Item position entries -
*****

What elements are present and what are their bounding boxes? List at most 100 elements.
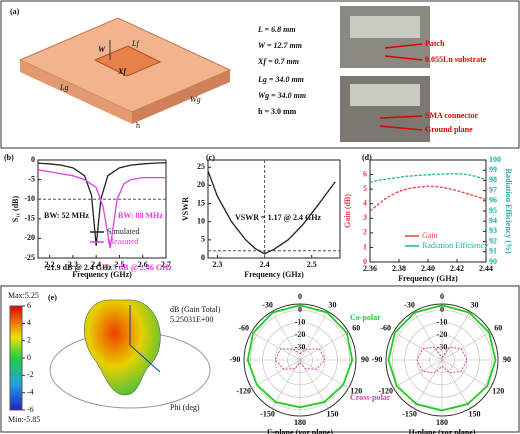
arrow (384, 43, 423, 49)
y-tick-label: -20 (24, 233, 35, 242)
polar-spoke (441, 359, 471, 409)
colorbar-tick-label: -6 (27, 405, 34, 414)
theta-tick-label: -120 (236, 386, 251, 395)
polar-spoke (271, 311, 301, 361)
pattern-text: dB (Gain Total) (170, 305, 221, 314)
y-tick-label: 0 (31, 155, 35, 164)
min-label: Min:-5.85 (8, 415, 40, 424)
colorbar-tick-label: 6 (27, 301, 31, 310)
polar-series (274, 348, 326, 370)
photo-label: Patch (425, 39, 445, 48)
photo-label: 0.055Ln substrate (425, 55, 487, 64)
radiation-pattern-3d (84, 299, 161, 396)
colorbar-tick-label: 0 (27, 353, 31, 362)
diagram-label: Xf (117, 67, 127, 76)
y2-tick-label: 99 (489, 165, 497, 174)
annotation: BW: 52 MHz (44, 211, 89, 220)
polar-spoke (413, 359, 443, 409)
x-tick-label: 2.40 (421, 264, 435, 273)
colorbar-tick-label: 2 (27, 335, 31, 344)
x-axis-label: Frequency (GHz) (72, 270, 132, 279)
diagram-label: h (136, 121, 140, 130)
polar-spoke (413, 311, 443, 361)
series-line (369, 185, 487, 212)
y-tick-label: 0 (201, 253, 205, 262)
dimension: h = 3.0 mm (258, 107, 297, 116)
theta-tick-label: 30 (471, 300, 479, 309)
y-tick-label: 15 (197, 198, 205, 207)
theta-tick-label: 150 (327, 409, 339, 418)
panel-label: (d) (362, 153, 372, 162)
x-axis-label: Frequency (GHz) (244, 270, 304, 279)
y-tick-label: -15 (24, 214, 35, 223)
x-tick-label: 2.4 (91, 260, 101, 269)
arrow (379, 125, 423, 131)
y-tick-label: 10 (197, 217, 205, 226)
photo-label: Ground plane (425, 125, 473, 134)
series-line (207, 170, 336, 255)
dimension: Xf = 0.7 mm (257, 57, 299, 66)
y-tick-label: 5 (363, 184, 367, 193)
y2-axis-label: Radiation Efficiency (%) (504, 168, 513, 254)
theta-tick-label: -90 (372, 355, 383, 364)
y2-tick-label: 98 (489, 175, 497, 184)
series-line (37, 162, 167, 246)
photo-caliper (350, 16, 420, 38)
panel-e-frame (0, 285, 520, 433)
panel-label: (e) (48, 293, 57, 302)
x-axis-label: Frequency (GHz) (398, 274, 458, 283)
y2-tick-label: 94 (489, 216, 497, 225)
polar-spoke (393, 331, 443, 361)
polar-spoke (251, 331, 301, 361)
theta-tick-label: 120 (492, 386, 504, 395)
dimension: Wg = 34.0 mm (258, 91, 306, 100)
y2-tick-label: 93 (489, 226, 497, 235)
panel-label: (c) (206, 153, 215, 162)
theta-tick-label: 60 (494, 323, 502, 332)
panel-label: (b) (4, 153, 14, 162)
y-tick-label: 5 (201, 235, 205, 244)
polar-caption: E-plane (yoz plane) (267, 428, 334, 434)
x-tick-label: 2.5 (114, 260, 124, 269)
y-tick-label: 3 (363, 213, 367, 222)
theta-tick-label: 60 (352, 323, 360, 332)
colorbar-tick-label: -2 (27, 370, 34, 379)
series-line (37, 169, 166, 249)
theta-tick-label: 90 (503, 355, 511, 364)
x-tick-label: 2.44 (479, 264, 493, 273)
diagram-label: Lg (59, 83, 68, 92)
y-tick-label: 1 (363, 242, 367, 251)
x-tick-label: 2.3 (212, 260, 222, 269)
legend-label: Cross-polar (350, 393, 391, 402)
polar-spoke (393, 359, 443, 389)
y-tick-label: -5 (28, 174, 35, 183)
colorbar-tick-label: -4 (27, 387, 34, 396)
legend-label: Radiation Efficiency (422, 241, 488, 250)
photo-caliper (350, 84, 420, 106)
colorbar (9, 305, 23, 411)
polar-spoke (299, 331, 349, 361)
legend-label: Measured (107, 237, 139, 246)
x-tick-label: 2.36 (363, 264, 377, 273)
axis-x (129, 344, 161, 373)
annotation: -21.9 dB @ 2.4 GHz (44, 263, 112, 272)
polar-spoke (441, 331, 491, 361)
y2-tick-label: 92 (489, 236, 497, 245)
theta-tick-label: -30 (262, 300, 273, 309)
y-tick-label: 20 (197, 180, 205, 189)
theta-tick-label: -150 (260, 409, 275, 418)
theta-tick-label: -60 (238, 323, 249, 332)
y-tick-label: 0 (363, 257, 367, 266)
legend-label: Gain (422, 231, 438, 240)
polar-spoke (441, 311, 471, 361)
legend-label: Co-polar (350, 313, 381, 322)
polar-series (416, 346, 468, 374)
x-tick-label: 2.38 (392, 264, 406, 273)
x-tick-label: 2.6 (138, 260, 148, 269)
diagram-label: Lf (131, 39, 140, 48)
plot-frame (207, 159, 341, 259)
y-tick-label: -10 (24, 194, 35, 203)
x-tick-label: 2.2 (45, 260, 55, 269)
polar-spoke (299, 359, 349, 389)
theta-tick-label: 30 (329, 300, 337, 309)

*****

WRITTEN PROBLEM - Update the material above by replacing every "polar-spoke" with "radial-line", keeping everything else the same. Leave out the pictures.

SOLUTION BELOW -
What elements are present and what are their bounding boxes? List at most 100 elements.
arrow (384, 43, 423, 49)
y-tick-label: -20 (24, 233, 35, 242)
radial-line (441, 359, 471, 409)
colorbar-tick-label: -6 (27, 405, 34, 414)
theta-tick-label: -120 (236, 386, 251, 395)
radial-line (271, 311, 301, 361)
pattern-text: dB (Gain Total) (170, 305, 221, 314)
y-tick-label: 0 (31, 155, 35, 164)
min-label: Min:-5.85 (8, 415, 40, 424)
colorbar-tick-label: 6 (27, 301, 31, 310)
polar-series (274, 348, 326, 370)
photo-label: Patch (425, 39, 445, 48)
photo-label: 0.055Ln substrate (425, 55, 487, 64)
radiation-pattern-3d (84, 299, 161, 396)
colorbar-tick-label: 0 (27, 353, 31, 362)
diagram-label: Xf (117, 67, 127, 76)
y2-tick-label: 99 (489, 165, 497, 174)
annotation: BW: 52 MHz (44, 211, 89, 220)
radial-line (413, 359, 443, 409)
x-tick-label: 2.40 (421, 264, 435, 273)
colorbar-tick-label: 2 (27, 335, 31, 344)
x-axis-label: Frequency (GHz) (72, 270, 132, 279)
diagram-label: h (136, 121, 140, 130)
radial-line (413, 311, 443, 361)
series-line (369, 185, 487, 212)
y-tick-label: 0 (201, 253, 205, 262)
dimension: h = 3.0 mm (258, 107, 297, 116)
theta-tick-label: 30 (471, 300, 479, 309)
y-tick-label: 15 (197, 198, 205, 207)
theta-tick-label: 150 (327, 409, 339, 418)
panel-label: (d) (362, 153, 372, 162)
x-axis-label: Frequency (GHz) (244, 270, 304, 279)
y-tick-label: -15 (24, 214, 35, 223)
x-tick-label: 2.4 (91, 260, 101, 269)
arrow (379, 125, 423, 131)
y-tick-label: 10 (197, 217, 205, 226)
photo-label: Ground plane (425, 125, 473, 134)
series-line (207, 170, 336, 255)
dimension: Xf = 0.7 mm (257, 57, 299, 66)
y-tick-label: 5 (363, 184, 367, 193)
y2-axis-label: Radiation Efficiency (%) (504, 168, 513, 254)
theta-tick-label: -90 (372, 355, 383, 364)
y2-tick-label: 98 (489, 175, 497, 184)
series-line (37, 162, 167, 246)
photo-caliper (350, 16, 420, 38)
panel-e-frame (0, 285, 520, 433)
panel-label: (e) (48, 293, 57, 302)
x-axis-label: Frequency (GHz) (398, 274, 458, 283)
y2-tick-label: 94 (489, 216, 497, 225)
radial-line (393, 331, 443, 361)
radial-line (251, 331, 301, 361)
theta-tick-label: 120 (492, 386, 504, 395)
dimension: Wg = 34.0 mm (258, 91, 306, 100)
y2-tick-label: 93 (489, 226, 497, 235)
panel-label: (c) (206, 153, 215, 162)
theta-tick-label: 60 (494, 323, 502, 332)
panel-label: (b) (4, 153, 14, 162)
y-tick-label: 5 (201, 235, 205, 244)
polar-caption: E-plane (yoz plane) (267, 428, 334, 434)
x-tick-label: 2.5 (114, 260, 124, 269)
y-tick-label: 3 (363, 213, 367, 222)
theta-tick-label: 60 (352, 323, 360, 332)
colorbar-tick-label: -2 (27, 370, 34, 379)
series-line (37, 169, 166, 249)
theta-tick-label: 90 (503, 355, 511, 364)
x-tick-label: 2.44 (479, 264, 493, 273)
diagram-label: Lg (59, 83, 68, 92)
y-tick-label: 1 (363, 242, 367, 251)
x-tick-label: 2.3 (212, 260, 222, 269)
legend-label: Cross-polar (350, 393, 391, 402)
radial-line (393, 359, 443, 389)
y-tick-label: -5 (28, 174, 35, 183)
colorbar-tick-label: -4 (27, 387, 34, 396)
legend-label: Radiation Efficiency (422, 241, 488, 250)
photo-caliper (350, 84, 420, 106)
colorbar (9, 305, 23, 411)
radial-line (299, 331, 349, 361)
legend-label: Measured (107, 237, 139, 246)
x-tick-label: 2.36 (363, 264, 377, 273)
axis-x (129, 344, 161, 373)
annotation: -21.9 dB @ 2.4 GHz (44, 263, 112, 272)
radial-line (441, 331, 491, 361)
y2-tick-label: 92 (489, 236, 497, 245)
theta-tick-label: -30 (262, 300, 273, 309)
y-tick-label: 20 (197, 180, 205, 189)
theta-tick-label: -150 (260, 409, 275, 418)
theta-tick-label: -60 (238, 323, 249, 332)
y-tick-label: 0 (363, 257, 367, 266)
legend-label: Gain (422, 231, 438, 240)
radial-line (441, 311, 471, 361)
legend-label: Co-polar (350, 313, 381, 322)
polar-series (416, 346, 468, 374)
x-tick-label: 2.38 (392, 264, 406, 273)
x-tick-label: 2.6 (138, 260, 148, 269)
diagram-label: Lf (131, 39, 140, 48)
plot-frame (207, 159, 341, 259)
y-tick-label: -10 (24, 194, 35, 203)
x-tick-label: 2.2 (45, 260, 55, 269)
radial-line (299, 359, 349, 389)
theta-tick-label: 30 (329, 300, 337, 309)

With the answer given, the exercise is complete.